Document source –
★ ★ ★ ★

La vision du Taoïsme
Pour illustrer ça je cite deux petites phrases chinoises assez classiques. La première c’est une des consignes de la pratique du Qigong, (quand on apprend le Qigong ou le Qigong Tuina ce sont des choses qu’on apprend, qu’on étudie, qu’on essaye d’intégrer), c’est une phrase toute simple qui dit :
« Chun Qi Zhi Ran »
et ça veut dire :
« Suivre sa nature ».
Ce pronom « sa » peut correspondre à notre nature propre, à celle de l’univers, ce n’est pas du tout précisé. On peut aussi le traduire autrement que « nature », on peut le traduire juste par :
« Suivre sa spontanéité ». Ou « suivre ce qui est là », ou « suivre ce qui vient de soi-même ».
« Zhi Ran » c’est traduit aujourd’hui par « nature » mais on peut le traduire aussi par « ce qui provient de soi-même ». Ça veut dire que si on suit chacun notre nature profonde, notre courant, notre élan, notre spontanéité, en principe on va aller vers une forme d’harmonie.
Et il y a une autre phrase qui vient du Tao Te King, qui est un ouvrage classique et qui est le fondement du taoïsme, dont j’ai fait une traduction il y a quelques années, et cette phrase elle dit :
Ren Fa Di, Di Fa Tian, Tian Fa Tao, Tao Fa Zhi Ran.
et ça veut dire donc :
« l’humain se modèle sur la terre,
La terre se modèle sur le ciel,
Le ciel se modèle sur la voie,
La voie se modèle sur la nature (ou sa nature). »
Et on voit que ce concept de nature – on pourrait la détailler beaucoup cette phrase, il y a différents niveaux entre l’humain, la terre, le ciel, la voie et la nature ou le spontané ou le naturel – on voit que tout en fait ramène à ça, à ce qui est là de soi-même. Du coup on pourrait penser que la réponse à nos problématiques « environnementales » que nous donnent les anciens chinois, c’est de suivre chacun notre tendance naturelle. Et de s’y opposer le moins possible.

★ ★ ★ ★

Extrait du corpus –
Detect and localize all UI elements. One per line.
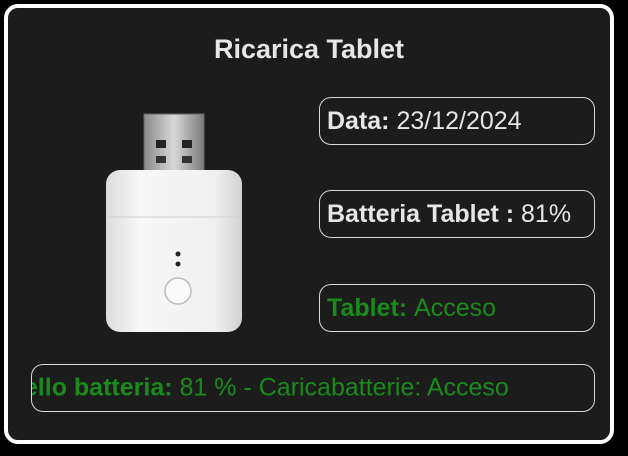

★ ★ ★ ★

Consigne 1 – Pour chacune des affirmations (a), (b) et (c), dites si elle est conforme au texte sur le taoïsme : répondez par oui ou par non et citez à l’identique les mots du texte qui tranchent. (a) « Zhi Ran » peut aussi se traduire par « ce qui provient de soi-même ». (b) Le texte précise que le pronom « sa » désigne la nature de l’univers. (c) Le Tao Te King est présenté comme le fondement du taoïsme.
Consigne 2 – Recopiez le passage du texte sur le taoïsme qui va de « et ça veut dire donc » jusqu’à « le moins possible. » inclus, en substituant « prend modèle sur » à « se modèle sur ».
Ce matériel forme un ensemble distinct du texte sur le taoïsme.

Réponse 1 –
(a) Oui : « on peut le traduire aussi par « ce qui provient de soi-même » ».
(b) Non : « ce n’est pas du tout précisé ».
(c) Oui : « qui est le fondement du taoïsme ».

Réponse 2 –
et ça veut dire donc :
« l’humain prend modèle sur la terre,
La terre prend modèle sur le ciel,
Le ciel prend modèle sur la voie,
La voie prend modèle sur la nature (ou sa nature). »
Et on voit que ce concept de nature – on pourrait la détailler beaucoup cette phrase, il y a différents niveaux entre l’humain, la terre, le ciel, la voie et la nature ou le spontané ou le naturel – on voit que tout en fait ramène à ça, à ce qui est là de soi-même. Du coup on pourrait penser que la réponse à nos problématiques « environnementales » que nous donnent les anciens chinois, c’est de suivre chacun notre tendance naturelle. Et de s’y opposer le moins possible.